Print the listing in its entirety and exactly, leaving out images.

--- start Data extract ---

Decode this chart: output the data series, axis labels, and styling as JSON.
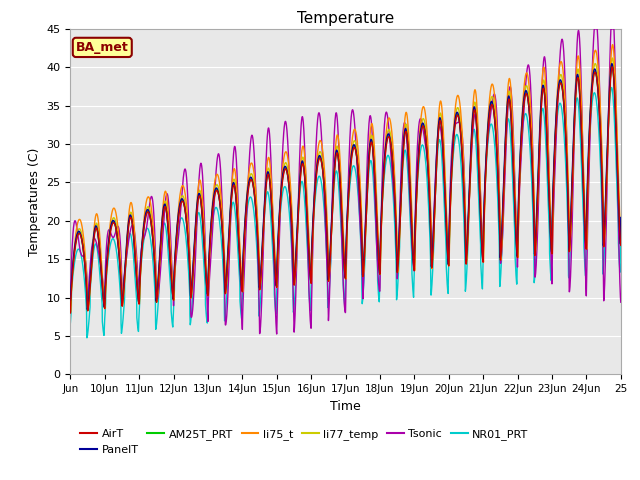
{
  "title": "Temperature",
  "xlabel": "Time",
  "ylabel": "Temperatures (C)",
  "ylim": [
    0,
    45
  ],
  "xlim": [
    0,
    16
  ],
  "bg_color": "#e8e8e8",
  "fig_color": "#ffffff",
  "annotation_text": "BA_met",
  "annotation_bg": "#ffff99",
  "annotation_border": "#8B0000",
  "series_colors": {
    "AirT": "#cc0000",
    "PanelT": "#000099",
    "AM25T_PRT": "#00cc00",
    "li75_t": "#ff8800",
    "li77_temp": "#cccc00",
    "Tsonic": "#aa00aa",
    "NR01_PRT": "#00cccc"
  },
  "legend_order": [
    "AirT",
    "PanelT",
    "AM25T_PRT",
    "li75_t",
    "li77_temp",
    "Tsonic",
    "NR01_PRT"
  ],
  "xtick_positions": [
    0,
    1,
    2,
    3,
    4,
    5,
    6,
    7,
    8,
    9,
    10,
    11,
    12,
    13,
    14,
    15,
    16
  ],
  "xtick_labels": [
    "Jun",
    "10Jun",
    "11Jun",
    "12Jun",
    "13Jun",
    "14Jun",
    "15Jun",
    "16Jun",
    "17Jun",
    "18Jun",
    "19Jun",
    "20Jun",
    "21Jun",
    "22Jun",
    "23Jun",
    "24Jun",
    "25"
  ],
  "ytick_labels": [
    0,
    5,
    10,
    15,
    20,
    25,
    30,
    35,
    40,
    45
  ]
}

--- end Data extract ---

→ Finished answer:
Decode this chart: output the data series, axis labels, and styling as JSON.
{
  "title": "Temperature",
  "xlabel": "Time",
  "ylabel": "Temperatures (C)",
  "ylim": [
    0,
    45
  ],
  "xlim": [
    0,
    16
  ],
  "bg_color": "#e8e8e8",
  "fig_color": "#ffffff",
  "annotation_text": "BA_met",
  "annotation_bg": "#ffff99",
  "annotation_border": "#8B0000",
  "series_colors": {
    "AirT": "#cc0000",
    "PanelT": "#000099",
    "AM25T_PRT": "#00cc00",
    "li75_t": "#ff8800",
    "li77_temp": "#cccc00",
    "Tsonic": "#aa00aa",
    "NR01_PRT": "#00cccc"
  },
  "legend_order": [
    "AirT",
    "PanelT",
    "AM25T_PRT",
    "li75_t",
    "li77_temp",
    "Tsonic",
    "NR01_PRT"
  ],
  "xtick_positions": [
    0,
    1,
    2,
    3,
    4,
    5,
    6,
    7,
    8,
    9,
    10,
    11,
    12,
    13,
    14,
    15,
    16
  ],
  "xtick_labels": [
    "Jun",
    "10Jun",
    "11Jun",
    "12Jun",
    "13Jun",
    "14Jun",
    "15Jun",
    "16Jun",
    "17Jun",
    "18Jun",
    "19Jun",
    "20Jun",
    "21Jun",
    "22Jun",
    "23Jun",
    "24Jun",
    "25"
  ],
  "ytick_labels": [
    0,
    5,
    10,
    15,
    20,
    25,
    30,
    35,
    40,
    45
  ]
}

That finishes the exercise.